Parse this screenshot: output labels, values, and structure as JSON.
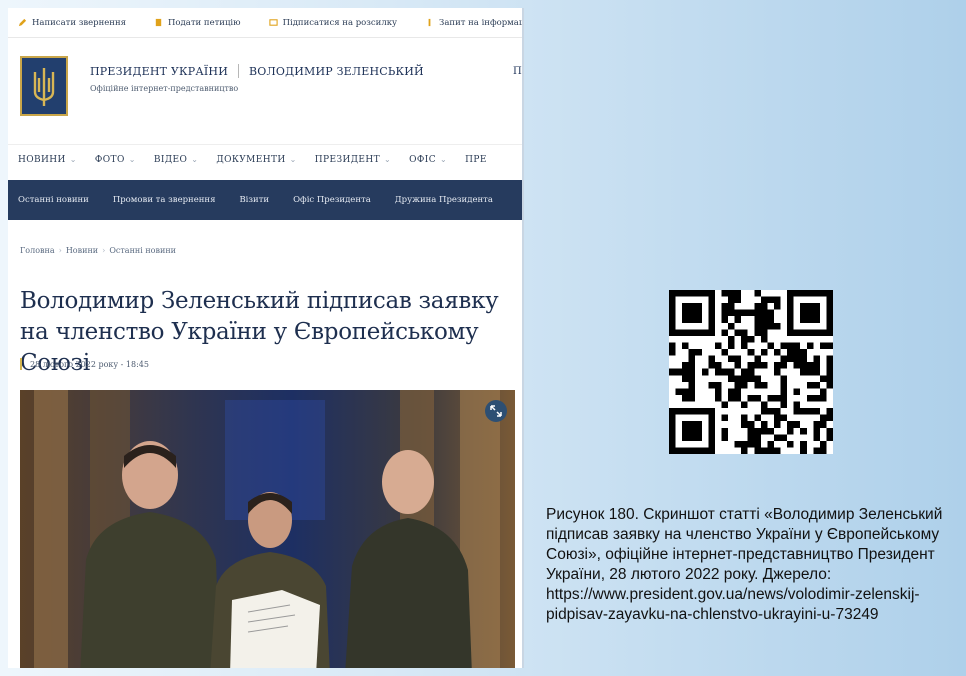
{
  "topbar": {
    "items": [
      {
        "label": "Написати звернення",
        "icon": "pencil-icon"
      },
      {
        "label": "Подати петицію",
        "icon": "document-icon"
      },
      {
        "label": "Підписатися на розсилку",
        "icon": "envelope-icon"
      },
      {
        "label": "Запит на інформацію",
        "icon": "info-icon"
      }
    ]
  },
  "brand": {
    "title": "ПРЕЗИДЕНТ УКРАЇНИ",
    "name": "ВОЛОДИМИР ЗЕЛЕНСЬКИЙ",
    "subtitle": "Офіційне інтернет-представництво",
    "cut_text": "Пр",
    "emblem": "trident-emblem-icon"
  },
  "main_nav": [
    "НОВИНИ",
    "ФОТО",
    "ВІДЕО",
    "ДОКУМЕНТИ",
    "ПРЕЗИДЕНТ",
    "ОФІС",
    "ПРЕ"
  ],
  "sub_nav": [
    "Останні новини",
    "Промови та звернення",
    "Візити",
    "Офіс Президента",
    "Дружина Президента"
  ],
  "breadcrumb": [
    "Головна",
    "Новини",
    "Останні новини"
  ],
  "article": {
    "headline": "Володимир Зеленський підписав заявку на членство України у Європейському Союзі",
    "date": "28 лютого 2022 року - 18:45"
  },
  "caption": "Рисунок 180. Скриншот статті «Володимир Зеленський підписав заявку на членство України у Європейському Союзі», офіційне інтернет-представництво Президент України, 28 лютого 2022 року. Джерело: https://www.president.gov.ua/news/volodimir-zelenskij-pidpisav-zayavku-na-chlenstvo-ukrayini-u-73249",
  "colors": {
    "nav_dark": "#263b5e",
    "headline": "#1e2f4f",
    "accent_gold": "#d3b44f"
  }
}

SHORT TASK →
Find all the lines containing "підписав" in the material, then copy them.

ANSWER TO THE PROBLEM →
    "headline": "Володимир Зеленський підписав заявку на членство України у Європейському Союзі",
  "caption": "Рисунок 180. Скриншот статті «Володимир Зеленський підписав заявку на членство України у Європейському Союзі», офіційне інтернет-представництво Президент України, 28 лютого 2022 року. Джерело: https://www.president.gov.ua/news/volodimir-zelenskij-pidpisav-zayavku-na-chlenstvo-ukrayini-u-73249",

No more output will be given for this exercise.